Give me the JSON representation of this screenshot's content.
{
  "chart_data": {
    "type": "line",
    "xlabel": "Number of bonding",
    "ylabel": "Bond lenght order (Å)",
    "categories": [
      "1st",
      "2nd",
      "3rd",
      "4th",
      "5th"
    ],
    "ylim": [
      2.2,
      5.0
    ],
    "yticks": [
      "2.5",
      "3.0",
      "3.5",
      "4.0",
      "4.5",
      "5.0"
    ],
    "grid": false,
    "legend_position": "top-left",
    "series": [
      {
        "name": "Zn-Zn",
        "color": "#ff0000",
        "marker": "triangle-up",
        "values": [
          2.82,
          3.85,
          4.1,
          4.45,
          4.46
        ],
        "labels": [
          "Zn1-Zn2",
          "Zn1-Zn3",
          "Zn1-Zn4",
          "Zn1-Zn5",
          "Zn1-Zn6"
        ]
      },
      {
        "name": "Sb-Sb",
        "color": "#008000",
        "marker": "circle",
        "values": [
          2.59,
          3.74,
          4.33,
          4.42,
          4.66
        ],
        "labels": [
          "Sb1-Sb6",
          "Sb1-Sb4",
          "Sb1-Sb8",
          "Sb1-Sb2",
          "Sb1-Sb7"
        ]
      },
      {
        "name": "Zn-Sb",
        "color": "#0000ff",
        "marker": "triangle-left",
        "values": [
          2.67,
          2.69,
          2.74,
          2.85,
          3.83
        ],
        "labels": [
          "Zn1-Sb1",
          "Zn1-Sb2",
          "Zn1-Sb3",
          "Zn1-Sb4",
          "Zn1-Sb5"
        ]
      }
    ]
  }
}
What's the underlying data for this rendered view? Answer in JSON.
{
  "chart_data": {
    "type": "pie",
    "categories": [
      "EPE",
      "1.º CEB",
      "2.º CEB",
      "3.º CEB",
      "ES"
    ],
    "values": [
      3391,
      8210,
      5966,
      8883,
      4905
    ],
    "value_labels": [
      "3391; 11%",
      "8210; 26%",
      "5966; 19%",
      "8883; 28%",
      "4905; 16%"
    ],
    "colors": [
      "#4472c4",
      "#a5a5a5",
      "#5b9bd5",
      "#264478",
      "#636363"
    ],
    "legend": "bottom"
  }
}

________________________________________

= THE TASK =
Transcribe all of the material exactly. Omit nothing.

= SOLUTION TO THIS EXERCISE =
Give me the JSON representation of this screenshot's content.
{
  "chart_data": {
    "type": "line",
    "xlabel": "Number of bonding",
    "ylabel": "Bond lenght order (Å)",
    "categories": [
      "1st",
      "2nd",
      "3rd",
      "4th",
      "5th"
    ],
    "ylim": [
      2.2,
      5.0
    ],
    "yticks": [
      "2.5",
      "3.0",
      "3.5",
      "4.0",
      "4.5",
      "5.0"
    ],
    "grid": false,
    "legend_position": "top-left",
    "series": [
      {
        "name": "Zn-Zn",
        "color": "#ff0000",
        "marker": "triangle-up",
        "values": [
          2.82,
          3.85,
          4.1,
          4.45,
          4.46
        ],
        "labels": [
          "Zn1-Zn2",
          "Zn1-Zn3",
          "Zn1-Zn4",
          "Zn1-Zn5",
          "Zn1-Zn6"
        ]
      },
      {
        "name": "Sb-Sb",
        "color": "#008000",
        "marker": "circle",
        "values": [
          2.59,
          3.74,
          4.33,
          4.42,
          4.66
        ],
        "labels": [
          "Sb1-Sb6",
          "Sb1-Sb4",
          "Sb1-Sb8",
          "Sb1-Sb2",
          "Sb1-Sb7"
        ]
      },
      {
        "name": "Zn-Sb",
        "color": "#0000ff",
        "marker": "triangle-left",
        "values": [
          2.67,
          2.69,
          2.74,
          2.85,
          3.83
        ],
        "labels": [
          "Zn1-Sb1",
          "Zn1-Sb2",
          "Zn1-Sb3",
          "Zn1-Sb4",
          "Zn1-Sb5"
        ]
      }
    ]
  }
}
What's the underlying data for this rendered view? Answer in JSON.
{
  "chart_data": {
    "type": "pie",
    "categories": [
      "EPE",
      "1.º CEB",
      "2.º CEB",
      "3.º CEB",
      "ES"
    ],
    "values": [
      3391,
      8210,
      5966,
      8883,
      4905
    ],
    "value_labels": [
      "3391; 11%",
      "8210; 26%",
      "5966; 19%",
      "8883; 28%",
      "4905; 16%"
    ],
    "colors": [
      "#4472c4",
      "#a5a5a5",
      "#5b9bd5",
      "#264478",
      "#636363"
    ],
    "legend": "bottom"
  }
}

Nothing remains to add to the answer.